◆ WHAT IS NEEDED ◆
Write the data out again, character for character, with no images.

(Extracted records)
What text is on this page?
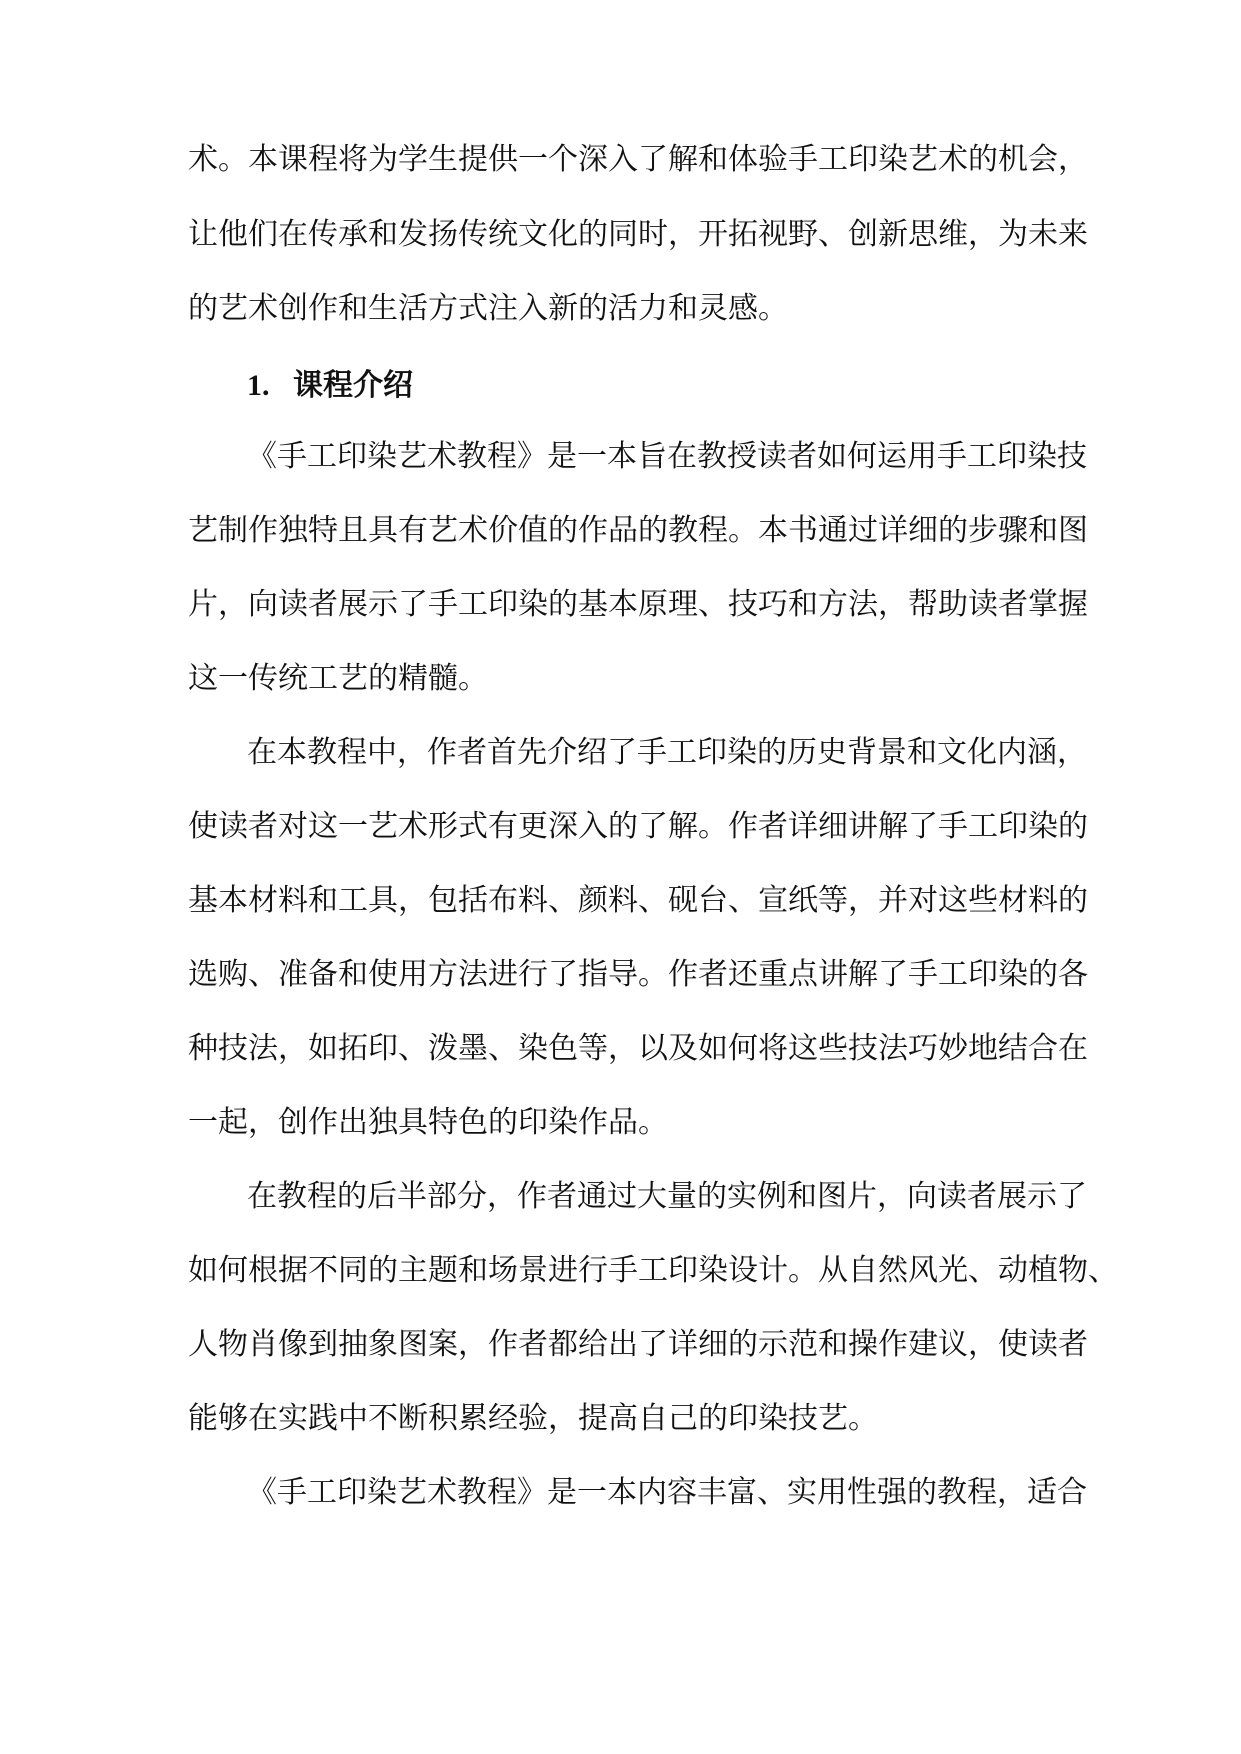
术。本课程将为学生提供一个深入了解和体验手工印染艺术的机会，
让他们在传承和发扬传统文化的同时，开拓视野、创新思维，为未来
的艺术创作和生活方式注入新的活力和灵感。
1. 课程介绍
《手工印染艺术教程》是一本旨在教授读者如何运用手工印染技
艺制作独特且具有艺术价值的作品的教程。本书通过详细的步骤和图
片，向读者展示了手工印染的基本原理、技巧和方法，帮助读者掌握
这一传统工艺的精髓。
在本教程中，作者首先介绍了手工印染的历史背景和文化内涵，
使读者对这一艺术形式有更深入的了解。作者详细讲解了手工印染的
基本材料和工具，包括布料、颜料、砚台、宣纸等，并对这些材料的
选购、准备和使用方法进行了指导。作者还重点讲解了手工印染的各
种技法，如拓印、泼墨、染色等，以及如何将这些技法巧妙地结合在
一起，创作出独具特色的印染作品。
在教程的后半部分，作者通过大量的实例和图片，向读者展示了
如何根据不同的主题和场景进行手工印染设计。从自然风光、动植物、
人物肖像到抽象图案，作者都给出了详细的示范和操作建议，使读者
能够在实践中不断积累经验，提高自己的印染技艺。
《手工印染艺术教程》是一本内容丰富、实用性强的教程，适合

◆ THE ANSWER ◆
What text is on this page?
术。本课程将为学生提供一个深入了解和体验手工印染艺术的机会，
让他们在传承和发扬传统文化的同时，开拓视野、创新思维，为未来
的艺术创作和生活方式注入新的活力和灵感。
1. 课程介绍
《手工印染艺术教程》是一本旨在教授读者如何运用手工印染技
艺制作独特且具有艺术价值的作品的教程。本书通过详细的步骤和图
片，向读者展示了手工印染的基本原理、技巧和方法，帮助读者掌握
这一传统工艺的精髓。
在本教程中，作者首先介绍了手工印染的历史背景和文化内涵，
使读者对这一艺术形式有更深入的了解。作者详细讲解了手工印染的
基本材料和工具，包括布料、颜料、砚台、宣纸等，并对这些材料的
选购、准备和使用方法进行了指导。作者还重点讲解了手工印染的各
种技法，如拓印、泼墨、染色等，以及如何将这些技法巧妙地结合在
一起，创作出独具特色的印染作品。
在教程的后半部分，作者通过大量的实例和图片，向读者展示了
如何根据不同的主题和场景进行手工印染设计。从自然风光、动植物、
人物肖像到抽象图案，作者都给出了详细的示范和操作建议，使读者
能够在实践中不断积累经验，提高自己的印染技艺。
《手工印染艺术教程》是一本内容丰富、实用性强的教程，适合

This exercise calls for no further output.